→ EXTRACTED DATA:

* * *

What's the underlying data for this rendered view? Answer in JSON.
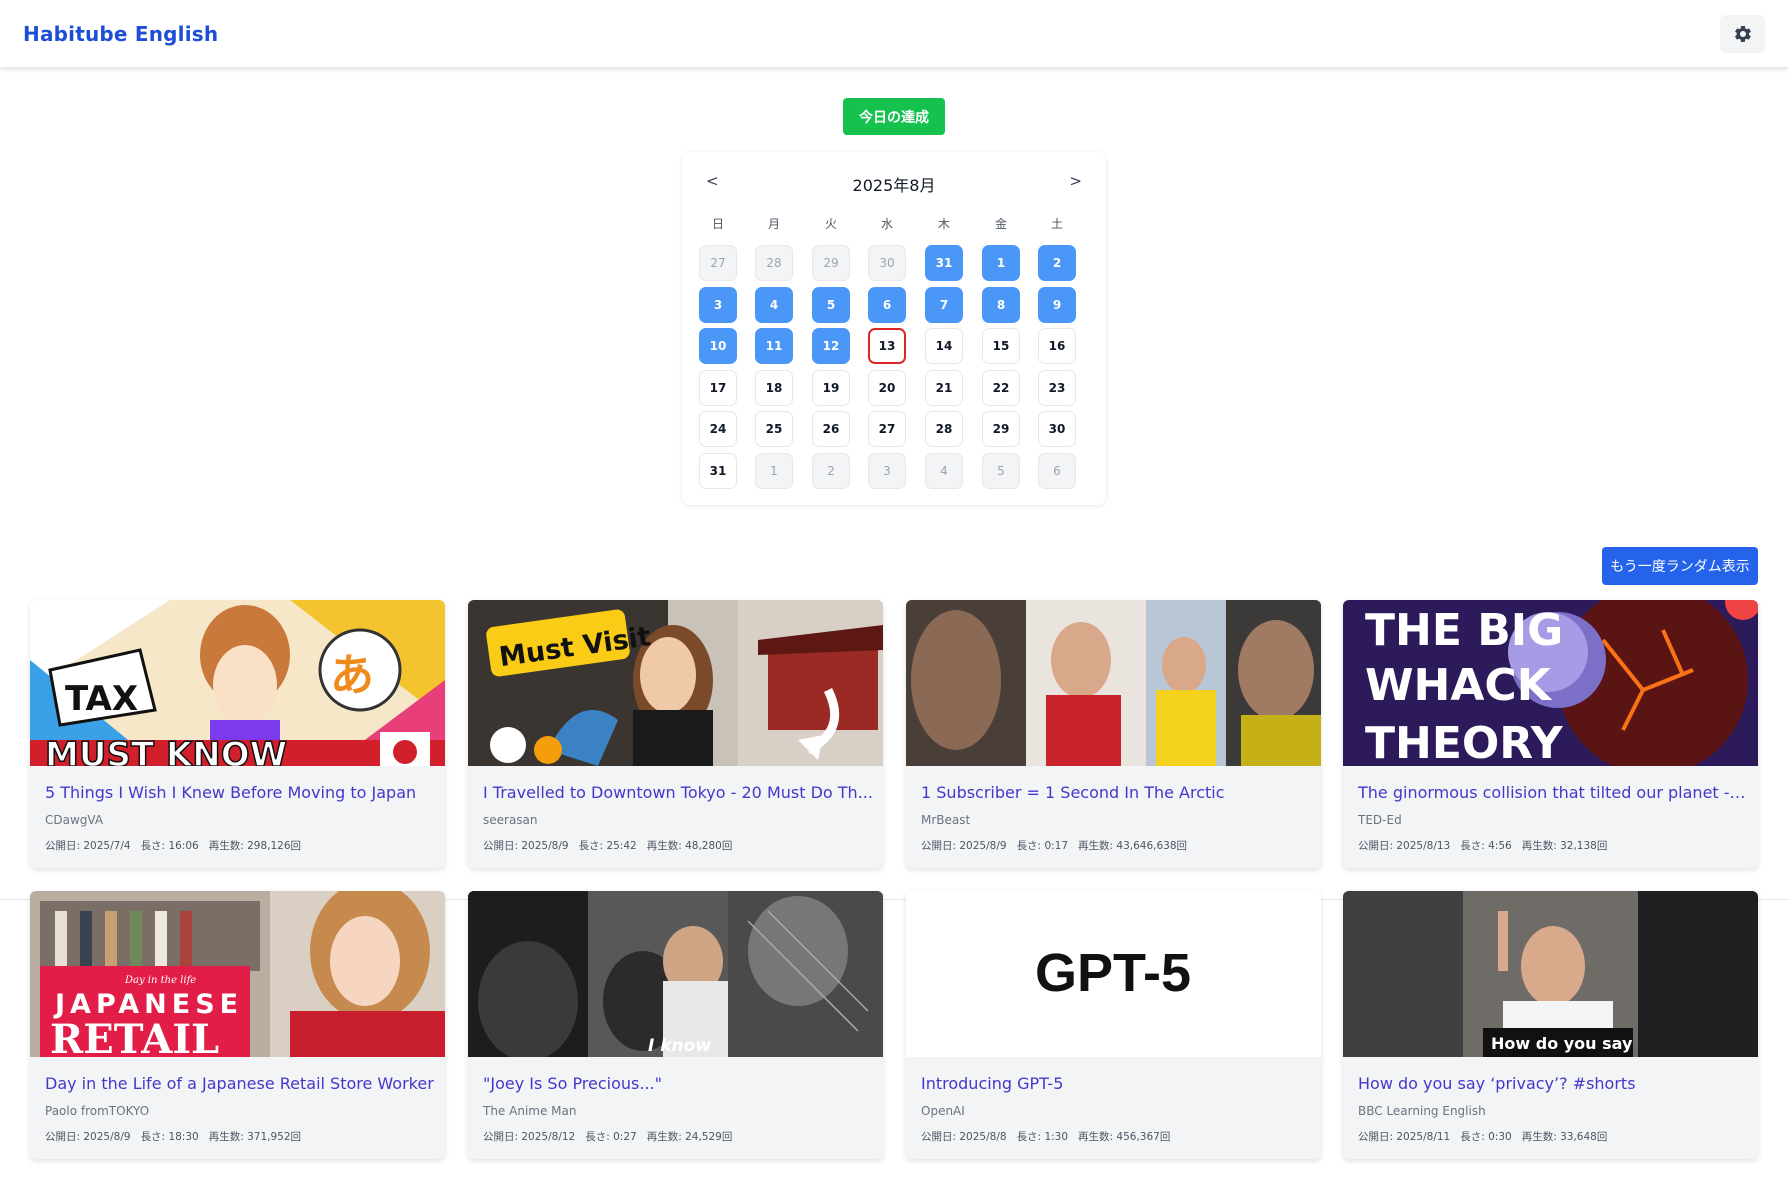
{
  "header": {
    "brand": "Habitube English",
    "settings_icon": "gear-icon"
  },
  "achievement": {
    "label": "今日の達成",
    "color": "#16c24e"
  },
  "calendar": {
    "title": "2025年8月",
    "prev": "<",
    "next": ">",
    "weekdays": [
      "日",
      "月",
      "火",
      "水",
      "木",
      "金",
      "土"
    ],
    "weeks": [
      [
        {
          "d": "27",
          "s": "other"
        },
        {
          "d": "28",
          "s": "other"
        },
        {
          "d": "29",
          "s": "other"
        },
        {
          "d": "30",
          "s": "other"
        },
        {
          "d": "31",
          "s": "done"
        },
        {
          "d": "1",
          "s": "done"
        },
        {
          "d": "2",
          "s": "done"
        }
      ],
      [
        {
          "d": "3",
          "s": "done"
        },
        {
          "d": "4",
          "s": "done"
        },
        {
          "d": "5",
          "s": "done"
        },
        {
          "d": "6",
          "s": "done"
        },
        {
          "d": "7",
          "s": "done"
        },
        {
          "d": "8",
          "s": "done"
        },
        {
          "d": "9",
          "s": "done"
        }
      ],
      [
        {
          "d": "10",
          "s": "done"
        },
        {
          "d": "11",
          "s": "done"
        },
        {
          "d": "12",
          "s": "done"
        },
        {
          "d": "13",
          "s": "today"
        },
        {
          "d": "14",
          "s": "norm"
        },
        {
          "d": "15",
          "s": "norm"
        },
        {
          "d": "16",
          "s": "norm"
        }
      ],
      [
        {
          "d": "17",
          "s": "norm"
        },
        {
          "d": "18",
          "s": "norm"
        },
        {
          "d": "19",
          "s": "norm"
        },
        {
          "d": "20",
          "s": "norm"
        },
        {
          "d": "21",
          "s": "norm"
        },
        {
          "d": "22",
          "s": "norm"
        },
        {
          "d": "23",
          "s": "norm"
        }
      ],
      [
        {
          "d": "24",
          "s": "norm"
        },
        {
          "d": "25",
          "s": "norm"
        },
        {
          "d": "26",
          "s": "norm"
        },
        {
          "d": "27",
          "s": "norm"
        },
        {
          "d": "28",
          "s": "norm"
        },
        {
          "d": "29",
          "s": "norm"
        },
        {
          "d": "30",
          "s": "norm"
        }
      ],
      [
        {
          "d": "31",
          "s": "norm"
        },
        {
          "d": "1",
          "s": "other"
        },
        {
          "d": "2",
          "s": "other"
        },
        {
          "d": "3",
          "s": "other"
        },
        {
          "d": "4",
          "s": "other"
        },
        {
          "d": "5",
          "s": "other"
        },
        {
          "d": "6",
          "s": "other"
        }
      ]
    ],
    "colors": {
      "done": "#4a97f7",
      "today_border": "#dc2626"
    }
  },
  "random_button": {
    "label": "もう一度ランダム表示",
    "color": "#2563eb"
  },
  "videos": [
    {
      "title": "5 Things I Wish I Knew Before Moving to Japan",
      "channel": "CDawgVA",
      "published": "公開日: 2025/7/4",
      "length": "長さ: 16:06",
      "views": "再生数: 298,126回",
      "thumb_text": [
        "TAX",
        "MUST KNOW",
        "あ"
      ]
    },
    {
      "title": "I Travelled to Downtown Tokyo - 20 Must Do Th...",
      "channel": "seerasan",
      "published": "公開日: 2025/8/9",
      "length": "長さ: 25:42",
      "views": "再生数: 48,280回",
      "thumb_text": [
        "Must Visit"
      ]
    },
    {
      "title": "1 Subscriber = 1 Second In The Arctic",
      "channel": "MrBeast",
      "published": "公開日: 2025/8/9",
      "length": "長さ: 0:17",
      "views": "再生数: 43,646,638回",
      "thumb_text": []
    },
    {
      "title": "The ginormous collision that tilted our planet - ...",
      "channel": "TED-Ed",
      "published": "公開日: 2025/8/13",
      "length": "長さ: 4:56",
      "views": "再生数: 32,138回",
      "thumb_text": [
        "THE BIG",
        "WHACK",
        "THEORY"
      ]
    },
    {
      "title": "Day in the Life of a Japanese Retail Store Worker",
      "channel": "Paolo fromTOKYO",
      "published": "公開日: 2025/8/9",
      "length": "長さ: 18:30",
      "views": "再生数: 371,952回",
      "thumb_text": [
        "Day in the life",
        "JAPANESE",
        "RETAIL"
      ]
    },
    {
      "title": "\"Joey Is So Precious...\"",
      "channel": "The Anime Man",
      "published": "公開日: 2025/8/12",
      "length": "長さ: 0:27",
      "views": "再生数: 24,529回",
      "thumb_text": [
        "I know"
      ]
    },
    {
      "title": "Introducing GPT-5",
      "channel": "OpenAI",
      "published": "公開日: 2025/8/8",
      "length": "長さ: 1:30",
      "views": "再生数: 456,367回",
      "thumb_text": [
        "GPT-5"
      ]
    },
    {
      "title": "How do you say ‘privacy’? #shorts",
      "channel": "BBC Learning English",
      "published": "公開日: 2025/8/11",
      "length": "長さ: 0:30",
      "views": "再生数: 33,648回",
      "thumb_text": [
        "How do you say"
      ]
    }
  ]
}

* * *

→ PROBLEM REQUIREMENTS: Restate the data above word for word. Do not include the images.

→ EXERCISE ANSWER:
What's the underlying data for this rendered view? Answer in JSON.
{
  "header": {
    "brand": "Habitube English",
    "settings_icon": "gear-icon"
  },
  "achievement": {
    "label": "今日の達成",
    "color": "#16c24e"
  },
  "calendar": {
    "title": "2025年8月",
    "prev": "<",
    "next": ">",
    "weekdays": [
      "日",
      "月",
      "火",
      "水",
      "木",
      "金",
      "土"
    ],
    "weeks": [
      [
        {
          "d": "27",
          "s": "other"
        },
        {
          "d": "28",
          "s": "other"
        },
        {
          "d": "29",
          "s": "other"
        },
        {
          "d": "30",
          "s": "other"
        },
        {
          "d": "31",
          "s": "done"
        },
        {
          "d": "1",
          "s": "done"
        },
        {
          "d": "2",
          "s": "done"
        }
      ],
      [
        {
          "d": "3",
          "s": "done"
        },
        {
          "d": "4",
          "s": "done"
        },
        {
          "d": "5",
          "s": "done"
        },
        {
          "d": "6",
          "s": "done"
        },
        {
          "d": "7",
          "s": "done"
        },
        {
          "d": "8",
          "s": "done"
        },
        {
          "d": "9",
          "s": "done"
        }
      ],
      [
        {
          "d": "10",
          "s": "done"
        },
        {
          "d": "11",
          "s": "done"
        },
        {
          "d": "12",
          "s": "done"
        },
        {
          "d": "13",
          "s": "today"
        },
        {
          "d": "14",
          "s": "norm"
        },
        {
          "d": "15",
          "s": "norm"
        },
        {
          "d": "16",
          "s": "norm"
        }
      ],
      [
        {
          "d": "17",
          "s": "norm"
        },
        {
          "d": "18",
          "s": "norm"
        },
        {
          "d": "19",
          "s": "norm"
        },
        {
          "d": "20",
          "s": "norm"
        },
        {
          "d": "21",
          "s": "norm"
        },
        {
          "d": "22",
          "s": "norm"
        },
        {
          "d": "23",
          "s": "norm"
        }
      ],
      [
        {
          "d": "24",
          "s": "norm"
        },
        {
          "d": "25",
          "s": "norm"
        },
        {
          "d": "26",
          "s": "norm"
        },
        {
          "d": "27",
          "s": "norm"
        },
        {
          "d": "28",
          "s": "norm"
        },
        {
          "d": "29",
          "s": "norm"
        },
        {
          "d": "30",
          "s": "norm"
        }
      ],
      [
        {
          "d": "31",
          "s": "norm"
        },
        {
          "d": "1",
          "s": "other"
        },
        {
          "d": "2",
          "s": "other"
        },
        {
          "d": "3",
          "s": "other"
        },
        {
          "d": "4",
          "s": "other"
        },
        {
          "d": "5",
          "s": "other"
        },
        {
          "d": "6",
          "s": "other"
        }
      ]
    ],
    "colors": {
      "done": "#4a97f7",
      "today_border": "#dc2626"
    }
  },
  "random_button": {
    "label": "もう一度ランダム表示",
    "color": "#2563eb"
  },
  "videos": [
    {
      "title": "5 Things I Wish I Knew Before Moving to Japan",
      "channel": "CDawgVA",
      "published": "公開日: 2025/7/4",
      "length": "長さ: 16:06",
      "views": "再生数: 298,126回",
      "thumb_text": [
        "TAX",
        "MUST KNOW",
        "あ"
      ]
    },
    {
      "title": "I Travelled to Downtown Tokyo - 20 Must Do Th...",
      "channel": "seerasan",
      "published": "公開日: 2025/8/9",
      "length": "長さ: 25:42",
      "views": "再生数: 48,280回",
      "thumb_text": [
        "Must Visit"
      ]
    },
    {
      "title": "1 Subscriber = 1 Second In The Arctic",
      "channel": "MrBeast",
      "published": "公開日: 2025/8/9",
      "length": "長さ: 0:17",
      "views": "再生数: 43,646,638回",
      "thumb_text": []
    },
    {
      "title": "The ginormous collision that tilted our planet - ...",
      "channel": "TED-Ed",
      "published": "公開日: 2025/8/13",
      "length": "長さ: 4:56",
      "views": "再生数: 32,138回",
      "thumb_text": [
        "THE BIG",
        "WHACK",
        "THEORY"
      ]
    },
    {
      "title": "Day in the Life of a Japanese Retail Store Worker",
      "channel": "Paolo fromTOKYO",
      "published": "公開日: 2025/8/9",
      "length": "長さ: 18:30",
      "views": "再生数: 371,952回",
      "thumb_text": [
        "Day in the life",
        "JAPANESE",
        "RETAIL"
      ]
    },
    {
      "title": "\"Joey Is So Precious...\"",
      "channel": "The Anime Man",
      "published": "公開日: 2025/8/12",
      "length": "長さ: 0:27",
      "views": "再生数: 24,529回",
      "thumb_text": [
        "I know"
      ]
    },
    {
      "title": "Introducing GPT-5",
      "channel": "OpenAI",
      "published": "公開日: 2025/8/8",
      "length": "長さ: 1:30",
      "views": "再生数: 456,367回",
      "thumb_text": [
        "GPT-5"
      ]
    },
    {
      "title": "How do you say ‘privacy’? #shorts",
      "channel": "BBC Learning English",
      "published": "公開日: 2025/8/11",
      "length": "長さ: 0:30",
      "views": "再生数: 33,648回",
      "thumb_text": [
        "How do you say"
      ]
    }
  ]
}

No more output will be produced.